# Teks bacaan
Hari
gini yang punya TV pasti nggak asing sama tontonan yang namanya sinetron.
Sinema elektronik atawa sinetron –istilah ini diperkenalkan pertama kali oleh
Bapak Soemardjono, salah satu pendiri Institut Kesenian Jakarta (IKJ)-udah jadi
menu sehari-hari yang buat sebagian orang kudu dinikmati. Mau yang sinetron
sekali tayang habis ala FTV atau yang stripping beratus episode ala Cinta Fitri ada
penggemarnya sendiri. Atau sinetron yang diimpor dari luar Indonesia kayak
telenovela yang asalnya dari Amerika Latin atau soap
opera alias
opera sabun yang lahir pertama kali di Amerika, plus drama seri Asia yang diisi
akting para artis Korea, Taiwan, dan Jepang, semua makin bikin warna sinetron
di Indonesia beragam, banyak pilihan.

# Catatan yang tersedia

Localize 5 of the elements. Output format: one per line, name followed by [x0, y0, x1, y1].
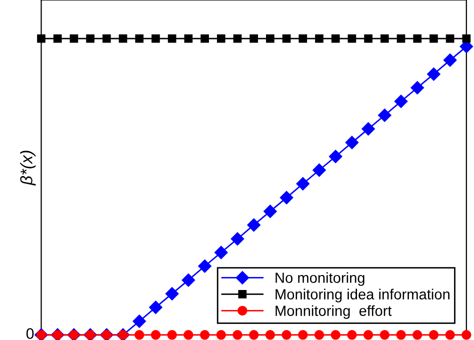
legend-label: Monnitoring effort [276, 305, 392, 319]
legend-label: Monitoring idea information [276, 288, 450, 302]
legend-label: No monitoring [276, 272, 364, 286]
y-axis-title: β*(x) [20, 150, 36, 186]
text: 0 [26, 328, 34, 339]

# Yang harus dikerjakan
#1 Menurut teks bacaan tentang sinetron, siapa yang pertama kali memperkenalkan istilah sinetron?
#2 Cocokkan pernyataan (a), (b), dan (c) dengan teks bacaan tentang sinetron. Jawab ya atau tidak untuk masing-masing, lalu kutip kata-kata teks yang menentukan jawabannya.
(a) Telenovela berasal dari Amerika Latin.
(b) Opera sabun pertama kali lahir di Jepang.
(c) Sinetron stripping ala Cinta Fitri tidak punya penggemar.
#3 Terjemahkan kalimat dari teks bacaan tentang sinetron ini ke dalam bahasa Inggris: "Hari gini yang punya TV pasti nggak asing sama tontonan yang namanya sinetron."

# Jawaban lengkap
#1 Bapak Soemardjono, salah satu pendiri Institut Kesenian Jakarta (IKJ).

#2
(a) Ya: "telenovela yang asalnya dari Amerika Latin"
(b) Tidak: "opera sabun yang lahir pertama kali di Amerika"
(c) Tidak: "yang stripping beratus episode ala Cinta Fitri ada penggemarnya sendiri"

#3 These days, anyone who owns a TV is surely familiar with the kind of show called sinetron.